Give every line from the entries that contains "rule".

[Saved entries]
++++

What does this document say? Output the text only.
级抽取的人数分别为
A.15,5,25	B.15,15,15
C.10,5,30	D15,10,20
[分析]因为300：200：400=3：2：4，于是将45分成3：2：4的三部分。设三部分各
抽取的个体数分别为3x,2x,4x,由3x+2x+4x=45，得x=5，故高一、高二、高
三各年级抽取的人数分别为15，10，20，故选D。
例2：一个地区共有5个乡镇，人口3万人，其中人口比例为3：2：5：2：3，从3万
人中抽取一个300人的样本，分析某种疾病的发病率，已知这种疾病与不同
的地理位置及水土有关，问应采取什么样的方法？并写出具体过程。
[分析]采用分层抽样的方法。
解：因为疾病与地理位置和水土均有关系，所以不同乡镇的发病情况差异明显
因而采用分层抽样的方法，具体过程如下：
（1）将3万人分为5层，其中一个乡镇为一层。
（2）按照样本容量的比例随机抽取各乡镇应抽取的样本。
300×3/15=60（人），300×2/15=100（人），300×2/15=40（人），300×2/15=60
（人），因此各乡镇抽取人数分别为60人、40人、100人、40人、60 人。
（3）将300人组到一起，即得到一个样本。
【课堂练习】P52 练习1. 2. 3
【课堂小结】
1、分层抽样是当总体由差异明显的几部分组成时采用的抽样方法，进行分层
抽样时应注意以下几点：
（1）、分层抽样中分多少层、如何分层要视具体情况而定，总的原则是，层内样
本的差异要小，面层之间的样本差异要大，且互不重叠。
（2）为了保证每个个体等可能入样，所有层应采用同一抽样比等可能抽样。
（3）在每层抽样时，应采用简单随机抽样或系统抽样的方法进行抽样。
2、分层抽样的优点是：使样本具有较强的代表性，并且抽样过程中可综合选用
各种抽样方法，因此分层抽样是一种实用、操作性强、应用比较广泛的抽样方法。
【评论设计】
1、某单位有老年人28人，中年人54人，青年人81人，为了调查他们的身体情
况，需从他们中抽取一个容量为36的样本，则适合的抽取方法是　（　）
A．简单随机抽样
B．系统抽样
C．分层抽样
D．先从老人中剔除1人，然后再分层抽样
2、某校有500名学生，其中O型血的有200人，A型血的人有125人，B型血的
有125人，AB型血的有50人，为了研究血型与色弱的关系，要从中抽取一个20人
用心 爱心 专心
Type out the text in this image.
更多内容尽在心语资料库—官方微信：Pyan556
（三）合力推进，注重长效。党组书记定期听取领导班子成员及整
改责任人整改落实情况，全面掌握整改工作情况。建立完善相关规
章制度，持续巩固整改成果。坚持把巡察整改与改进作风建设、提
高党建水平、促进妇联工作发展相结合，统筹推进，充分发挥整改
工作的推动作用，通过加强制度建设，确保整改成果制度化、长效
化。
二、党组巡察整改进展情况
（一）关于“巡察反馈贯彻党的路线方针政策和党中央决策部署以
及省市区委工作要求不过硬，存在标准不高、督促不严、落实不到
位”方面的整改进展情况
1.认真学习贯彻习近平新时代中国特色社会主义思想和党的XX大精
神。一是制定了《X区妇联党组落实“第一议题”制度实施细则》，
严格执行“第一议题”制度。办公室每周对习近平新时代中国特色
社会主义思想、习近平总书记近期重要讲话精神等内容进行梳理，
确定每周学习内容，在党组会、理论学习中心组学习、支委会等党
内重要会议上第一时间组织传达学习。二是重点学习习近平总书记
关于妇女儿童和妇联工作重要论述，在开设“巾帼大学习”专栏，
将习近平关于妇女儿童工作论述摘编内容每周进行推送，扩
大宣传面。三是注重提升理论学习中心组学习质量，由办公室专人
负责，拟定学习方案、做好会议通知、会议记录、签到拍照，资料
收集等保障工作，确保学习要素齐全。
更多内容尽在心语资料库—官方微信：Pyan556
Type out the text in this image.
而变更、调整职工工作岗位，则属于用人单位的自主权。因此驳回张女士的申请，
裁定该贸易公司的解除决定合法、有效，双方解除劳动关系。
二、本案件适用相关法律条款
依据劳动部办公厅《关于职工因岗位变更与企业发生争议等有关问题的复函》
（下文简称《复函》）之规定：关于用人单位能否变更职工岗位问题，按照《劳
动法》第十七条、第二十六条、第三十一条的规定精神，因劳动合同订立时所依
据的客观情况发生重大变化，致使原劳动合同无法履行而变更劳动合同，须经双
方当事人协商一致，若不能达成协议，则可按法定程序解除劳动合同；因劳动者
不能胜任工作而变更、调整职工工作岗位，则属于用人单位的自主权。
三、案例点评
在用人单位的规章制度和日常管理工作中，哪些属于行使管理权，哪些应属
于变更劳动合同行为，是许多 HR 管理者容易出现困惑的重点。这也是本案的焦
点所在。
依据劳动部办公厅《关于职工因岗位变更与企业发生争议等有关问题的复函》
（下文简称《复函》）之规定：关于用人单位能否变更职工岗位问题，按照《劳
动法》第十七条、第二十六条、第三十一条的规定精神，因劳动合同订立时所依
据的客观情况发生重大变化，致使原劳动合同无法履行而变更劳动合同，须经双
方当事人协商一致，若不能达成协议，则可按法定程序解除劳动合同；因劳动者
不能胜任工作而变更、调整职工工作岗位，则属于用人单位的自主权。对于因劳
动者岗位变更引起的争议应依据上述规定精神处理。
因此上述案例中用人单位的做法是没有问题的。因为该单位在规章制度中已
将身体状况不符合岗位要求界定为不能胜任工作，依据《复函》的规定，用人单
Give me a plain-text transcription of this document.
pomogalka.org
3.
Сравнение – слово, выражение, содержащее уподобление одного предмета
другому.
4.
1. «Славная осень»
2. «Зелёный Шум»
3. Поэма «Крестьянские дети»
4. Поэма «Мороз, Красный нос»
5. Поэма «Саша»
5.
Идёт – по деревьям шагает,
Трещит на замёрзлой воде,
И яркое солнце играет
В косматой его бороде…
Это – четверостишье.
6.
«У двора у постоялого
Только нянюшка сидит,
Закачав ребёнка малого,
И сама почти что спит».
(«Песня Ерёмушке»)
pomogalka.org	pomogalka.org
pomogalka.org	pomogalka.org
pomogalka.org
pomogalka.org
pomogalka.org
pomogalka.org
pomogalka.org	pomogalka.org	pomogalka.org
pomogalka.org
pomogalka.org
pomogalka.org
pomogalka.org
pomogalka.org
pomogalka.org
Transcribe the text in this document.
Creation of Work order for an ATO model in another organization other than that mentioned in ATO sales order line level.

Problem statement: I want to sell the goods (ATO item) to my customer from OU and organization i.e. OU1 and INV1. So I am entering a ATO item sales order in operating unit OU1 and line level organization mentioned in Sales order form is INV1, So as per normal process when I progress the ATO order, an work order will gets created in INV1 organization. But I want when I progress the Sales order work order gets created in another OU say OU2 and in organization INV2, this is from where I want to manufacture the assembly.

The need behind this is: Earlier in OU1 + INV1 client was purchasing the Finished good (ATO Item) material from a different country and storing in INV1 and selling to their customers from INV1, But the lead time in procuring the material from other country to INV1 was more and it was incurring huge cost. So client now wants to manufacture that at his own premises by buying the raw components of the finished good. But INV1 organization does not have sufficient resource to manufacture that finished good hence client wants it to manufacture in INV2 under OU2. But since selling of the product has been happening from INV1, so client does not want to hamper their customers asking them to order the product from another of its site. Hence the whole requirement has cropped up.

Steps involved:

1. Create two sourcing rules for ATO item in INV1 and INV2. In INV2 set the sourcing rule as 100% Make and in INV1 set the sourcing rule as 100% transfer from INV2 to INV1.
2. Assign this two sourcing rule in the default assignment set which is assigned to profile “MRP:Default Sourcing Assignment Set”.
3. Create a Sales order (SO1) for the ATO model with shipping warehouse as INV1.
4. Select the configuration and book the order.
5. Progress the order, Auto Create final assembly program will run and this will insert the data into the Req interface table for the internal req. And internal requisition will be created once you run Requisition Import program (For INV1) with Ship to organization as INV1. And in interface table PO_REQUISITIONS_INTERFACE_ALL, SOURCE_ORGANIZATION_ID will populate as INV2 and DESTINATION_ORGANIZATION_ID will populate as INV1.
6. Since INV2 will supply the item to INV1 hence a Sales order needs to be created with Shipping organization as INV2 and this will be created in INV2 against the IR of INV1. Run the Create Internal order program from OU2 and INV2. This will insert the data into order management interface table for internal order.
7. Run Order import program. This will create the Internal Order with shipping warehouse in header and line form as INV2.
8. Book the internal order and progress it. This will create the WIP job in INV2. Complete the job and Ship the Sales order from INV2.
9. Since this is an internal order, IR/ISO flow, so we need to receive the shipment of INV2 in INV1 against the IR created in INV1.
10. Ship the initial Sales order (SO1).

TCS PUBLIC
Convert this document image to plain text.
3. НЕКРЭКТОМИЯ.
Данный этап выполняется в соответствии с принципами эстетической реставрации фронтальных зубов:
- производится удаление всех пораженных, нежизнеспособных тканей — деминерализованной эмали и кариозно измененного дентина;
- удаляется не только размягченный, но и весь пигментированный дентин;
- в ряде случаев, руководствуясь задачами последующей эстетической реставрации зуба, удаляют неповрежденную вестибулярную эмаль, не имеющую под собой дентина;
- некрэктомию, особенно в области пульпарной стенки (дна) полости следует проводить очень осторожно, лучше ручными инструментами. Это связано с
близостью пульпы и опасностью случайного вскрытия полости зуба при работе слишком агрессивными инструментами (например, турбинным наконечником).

++++

### Exercise output
1. Create two sourcing rules for ATO item in INV1 and INV2. In INV2 set the sourcing rule as 100% Make and in INV1 set the sourcing rule as 100% transfer from INV2 to INV1.
2. Assign this two sourcing rule in the default assignment set which is assigned to profile “MRP:Default Sourcing Assignment Set”.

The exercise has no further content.